◆ **DO THIS**: Copy out the entries word for word, from the first line through the line containing "category-item-mission-control[interactable]: Mission Control", inclusive.

___

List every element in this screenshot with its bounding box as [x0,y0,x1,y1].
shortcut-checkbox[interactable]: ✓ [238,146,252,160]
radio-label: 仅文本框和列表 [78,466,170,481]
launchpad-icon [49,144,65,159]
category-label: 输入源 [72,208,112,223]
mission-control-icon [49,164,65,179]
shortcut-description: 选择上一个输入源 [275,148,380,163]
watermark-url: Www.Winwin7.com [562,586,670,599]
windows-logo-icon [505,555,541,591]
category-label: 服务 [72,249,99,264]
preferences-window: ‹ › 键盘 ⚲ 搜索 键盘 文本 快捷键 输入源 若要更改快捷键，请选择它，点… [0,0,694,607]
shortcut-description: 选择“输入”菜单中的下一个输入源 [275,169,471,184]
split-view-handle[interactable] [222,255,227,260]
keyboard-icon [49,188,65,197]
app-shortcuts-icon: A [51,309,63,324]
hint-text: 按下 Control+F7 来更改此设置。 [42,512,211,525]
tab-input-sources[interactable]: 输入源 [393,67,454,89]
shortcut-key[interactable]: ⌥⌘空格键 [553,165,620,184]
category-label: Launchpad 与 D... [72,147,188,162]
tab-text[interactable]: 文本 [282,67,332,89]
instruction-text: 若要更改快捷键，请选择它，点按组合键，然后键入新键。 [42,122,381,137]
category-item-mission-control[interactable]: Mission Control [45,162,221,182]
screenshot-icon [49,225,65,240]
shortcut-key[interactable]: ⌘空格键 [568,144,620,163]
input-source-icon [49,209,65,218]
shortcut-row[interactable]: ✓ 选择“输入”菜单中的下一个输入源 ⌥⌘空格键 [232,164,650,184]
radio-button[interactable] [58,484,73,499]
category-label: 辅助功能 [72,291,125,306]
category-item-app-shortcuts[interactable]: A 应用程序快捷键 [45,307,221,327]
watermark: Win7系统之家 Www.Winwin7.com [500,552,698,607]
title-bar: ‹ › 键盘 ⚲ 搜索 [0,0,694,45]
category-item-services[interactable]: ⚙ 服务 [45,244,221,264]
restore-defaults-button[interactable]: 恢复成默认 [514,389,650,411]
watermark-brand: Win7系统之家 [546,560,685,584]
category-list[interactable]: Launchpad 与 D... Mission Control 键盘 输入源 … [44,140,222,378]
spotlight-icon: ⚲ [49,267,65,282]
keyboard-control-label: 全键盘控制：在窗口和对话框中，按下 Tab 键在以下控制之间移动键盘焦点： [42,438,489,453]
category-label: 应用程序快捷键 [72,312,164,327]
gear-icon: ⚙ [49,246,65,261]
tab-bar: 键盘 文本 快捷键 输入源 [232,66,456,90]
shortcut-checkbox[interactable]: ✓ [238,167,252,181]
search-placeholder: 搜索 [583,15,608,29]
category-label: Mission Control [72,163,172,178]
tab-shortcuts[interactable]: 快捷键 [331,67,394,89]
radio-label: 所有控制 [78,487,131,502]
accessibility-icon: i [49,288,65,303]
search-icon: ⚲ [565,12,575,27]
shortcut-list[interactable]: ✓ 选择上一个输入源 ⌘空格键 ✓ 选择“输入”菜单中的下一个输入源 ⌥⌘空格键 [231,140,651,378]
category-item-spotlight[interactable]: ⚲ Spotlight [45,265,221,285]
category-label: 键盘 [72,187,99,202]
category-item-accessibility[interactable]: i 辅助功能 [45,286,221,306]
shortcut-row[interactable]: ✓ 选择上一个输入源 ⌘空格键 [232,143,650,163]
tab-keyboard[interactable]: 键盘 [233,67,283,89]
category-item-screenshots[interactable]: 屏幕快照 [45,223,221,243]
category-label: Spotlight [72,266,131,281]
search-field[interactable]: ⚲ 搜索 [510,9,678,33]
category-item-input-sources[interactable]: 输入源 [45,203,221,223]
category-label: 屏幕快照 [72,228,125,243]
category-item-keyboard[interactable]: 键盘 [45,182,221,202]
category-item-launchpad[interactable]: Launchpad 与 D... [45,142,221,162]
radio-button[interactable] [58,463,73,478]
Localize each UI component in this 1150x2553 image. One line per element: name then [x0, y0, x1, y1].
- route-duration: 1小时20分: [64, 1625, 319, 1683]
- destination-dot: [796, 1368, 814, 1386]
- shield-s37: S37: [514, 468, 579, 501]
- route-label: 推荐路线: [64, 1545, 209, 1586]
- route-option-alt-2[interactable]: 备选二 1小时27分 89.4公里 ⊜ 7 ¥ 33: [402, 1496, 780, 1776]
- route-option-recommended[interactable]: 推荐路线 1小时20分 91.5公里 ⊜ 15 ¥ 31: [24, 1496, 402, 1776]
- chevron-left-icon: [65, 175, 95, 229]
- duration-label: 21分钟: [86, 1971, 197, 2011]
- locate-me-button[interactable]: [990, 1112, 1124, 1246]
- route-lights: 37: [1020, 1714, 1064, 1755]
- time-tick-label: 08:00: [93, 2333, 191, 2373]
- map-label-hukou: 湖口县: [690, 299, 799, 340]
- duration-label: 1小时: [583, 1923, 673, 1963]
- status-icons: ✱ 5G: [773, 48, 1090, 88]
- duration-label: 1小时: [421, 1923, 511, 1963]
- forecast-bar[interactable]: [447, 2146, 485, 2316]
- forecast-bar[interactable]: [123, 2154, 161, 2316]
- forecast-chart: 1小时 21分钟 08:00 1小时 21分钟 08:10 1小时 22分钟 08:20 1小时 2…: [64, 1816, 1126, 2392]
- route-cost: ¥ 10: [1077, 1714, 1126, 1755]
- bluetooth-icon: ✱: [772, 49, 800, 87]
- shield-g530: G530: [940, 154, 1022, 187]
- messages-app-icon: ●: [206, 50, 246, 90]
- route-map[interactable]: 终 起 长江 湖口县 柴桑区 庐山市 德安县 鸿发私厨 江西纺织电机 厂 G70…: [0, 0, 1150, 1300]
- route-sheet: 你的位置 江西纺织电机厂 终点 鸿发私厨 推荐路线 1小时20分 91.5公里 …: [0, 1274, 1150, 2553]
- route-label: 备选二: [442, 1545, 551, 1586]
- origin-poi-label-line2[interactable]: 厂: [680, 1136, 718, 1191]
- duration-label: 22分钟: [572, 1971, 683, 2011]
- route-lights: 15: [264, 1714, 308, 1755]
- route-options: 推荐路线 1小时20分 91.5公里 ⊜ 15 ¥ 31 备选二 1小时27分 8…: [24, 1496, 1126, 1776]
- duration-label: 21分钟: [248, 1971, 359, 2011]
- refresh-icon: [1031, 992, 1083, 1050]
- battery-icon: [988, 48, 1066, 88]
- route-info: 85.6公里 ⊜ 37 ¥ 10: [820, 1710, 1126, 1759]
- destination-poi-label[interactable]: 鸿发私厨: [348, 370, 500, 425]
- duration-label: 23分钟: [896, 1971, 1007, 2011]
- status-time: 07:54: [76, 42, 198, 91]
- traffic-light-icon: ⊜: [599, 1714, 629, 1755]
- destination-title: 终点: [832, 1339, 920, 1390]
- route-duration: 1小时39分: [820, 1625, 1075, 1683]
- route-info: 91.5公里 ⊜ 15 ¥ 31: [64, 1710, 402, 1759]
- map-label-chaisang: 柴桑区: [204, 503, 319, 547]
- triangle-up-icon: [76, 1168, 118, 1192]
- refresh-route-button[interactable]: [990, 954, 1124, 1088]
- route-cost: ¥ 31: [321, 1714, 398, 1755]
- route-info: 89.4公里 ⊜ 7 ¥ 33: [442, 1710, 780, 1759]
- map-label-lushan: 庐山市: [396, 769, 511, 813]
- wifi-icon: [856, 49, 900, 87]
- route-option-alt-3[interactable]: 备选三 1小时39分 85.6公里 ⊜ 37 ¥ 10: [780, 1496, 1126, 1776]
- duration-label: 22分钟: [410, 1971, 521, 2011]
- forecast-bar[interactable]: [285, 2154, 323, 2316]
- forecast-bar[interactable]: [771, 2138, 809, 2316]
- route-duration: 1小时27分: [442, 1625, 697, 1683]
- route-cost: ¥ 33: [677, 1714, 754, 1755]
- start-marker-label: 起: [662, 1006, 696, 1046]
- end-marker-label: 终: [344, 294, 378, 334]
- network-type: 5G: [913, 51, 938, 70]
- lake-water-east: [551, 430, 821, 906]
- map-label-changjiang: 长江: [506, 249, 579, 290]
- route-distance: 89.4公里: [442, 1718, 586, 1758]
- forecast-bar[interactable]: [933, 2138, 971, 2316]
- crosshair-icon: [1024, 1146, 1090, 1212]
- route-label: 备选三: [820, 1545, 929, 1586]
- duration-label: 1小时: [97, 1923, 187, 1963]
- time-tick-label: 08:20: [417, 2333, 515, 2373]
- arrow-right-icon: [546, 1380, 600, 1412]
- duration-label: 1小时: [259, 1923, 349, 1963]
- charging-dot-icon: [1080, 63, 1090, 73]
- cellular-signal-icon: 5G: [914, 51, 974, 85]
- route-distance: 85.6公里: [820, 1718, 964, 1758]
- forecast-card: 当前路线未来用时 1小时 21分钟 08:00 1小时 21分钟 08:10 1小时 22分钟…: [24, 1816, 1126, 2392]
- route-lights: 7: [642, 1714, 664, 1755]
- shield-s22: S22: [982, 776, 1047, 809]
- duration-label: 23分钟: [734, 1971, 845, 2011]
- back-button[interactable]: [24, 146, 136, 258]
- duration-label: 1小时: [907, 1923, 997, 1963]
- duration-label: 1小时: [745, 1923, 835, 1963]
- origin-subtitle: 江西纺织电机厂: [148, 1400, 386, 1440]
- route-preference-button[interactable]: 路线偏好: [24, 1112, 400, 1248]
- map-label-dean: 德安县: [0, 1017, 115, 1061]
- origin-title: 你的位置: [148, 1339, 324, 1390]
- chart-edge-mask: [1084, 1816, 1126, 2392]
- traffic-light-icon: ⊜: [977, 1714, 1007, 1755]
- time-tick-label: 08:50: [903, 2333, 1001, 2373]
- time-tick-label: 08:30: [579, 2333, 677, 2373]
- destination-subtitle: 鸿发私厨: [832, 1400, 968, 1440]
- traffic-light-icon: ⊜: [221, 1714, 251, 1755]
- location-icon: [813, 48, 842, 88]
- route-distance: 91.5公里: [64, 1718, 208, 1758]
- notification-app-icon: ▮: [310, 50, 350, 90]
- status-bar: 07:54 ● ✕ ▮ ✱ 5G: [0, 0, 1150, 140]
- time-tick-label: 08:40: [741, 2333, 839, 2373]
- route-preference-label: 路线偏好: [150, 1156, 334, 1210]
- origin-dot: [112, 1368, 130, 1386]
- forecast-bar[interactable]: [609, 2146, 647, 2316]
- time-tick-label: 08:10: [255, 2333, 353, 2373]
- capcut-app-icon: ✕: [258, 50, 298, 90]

___

◆ **RESPONSE FOR THIS EXERCISE**:
List every element in this screenshot with its bounding box as [x0,y0,x1,y1].
shortcut-checkbox[interactable]: ✓ [238,146,252,160]
radio-label: 仅文本框和列表 [78,466,170,481]
launchpad-icon [49,144,65,159]
category-label: 输入源 [72,208,112,223]
mission-control-icon [49,164,65,179]
shortcut-description: 选择上一个输入源 [275,148,380,163]
watermark-url: Www.Winwin7.com [562,586,670,599]
windows-logo-icon [505,555,541,591]
category-label: 服务 [72,249,99,264]
preferences-window: ‹ › 键盘 ⚲ 搜索 键盘 文本 快捷键 输入源 若要更改快捷键，请选择它，点… [0,0,694,607]
shortcut-description: 选择“输入”菜单中的下一个输入源 [275,169,471,184]
split-view-handle[interactable] [222,255,227,260]
keyboard-icon [49,188,65,197]
app-shortcuts-icon: A [51,309,63,324]
hint-text: 按下 Control+F7 来更改此设置。 [42,512,211,525]
tab-input-sources[interactable]: 输入源 [393,67,454,89]
shortcut-key[interactable]: ⌥⌘空格键 [553,165,620,184]
category-label: Launchpad 与 D... [72,147,188,162]
tab-text[interactable]: 文本 [282,67,332,89]
instruction-text: 若要更改快捷键，请选择它，点按组合键，然后键入新键。 [42,122,381,137]
category-item-mission-control[interactable]: Mission Control [45,162,221,182]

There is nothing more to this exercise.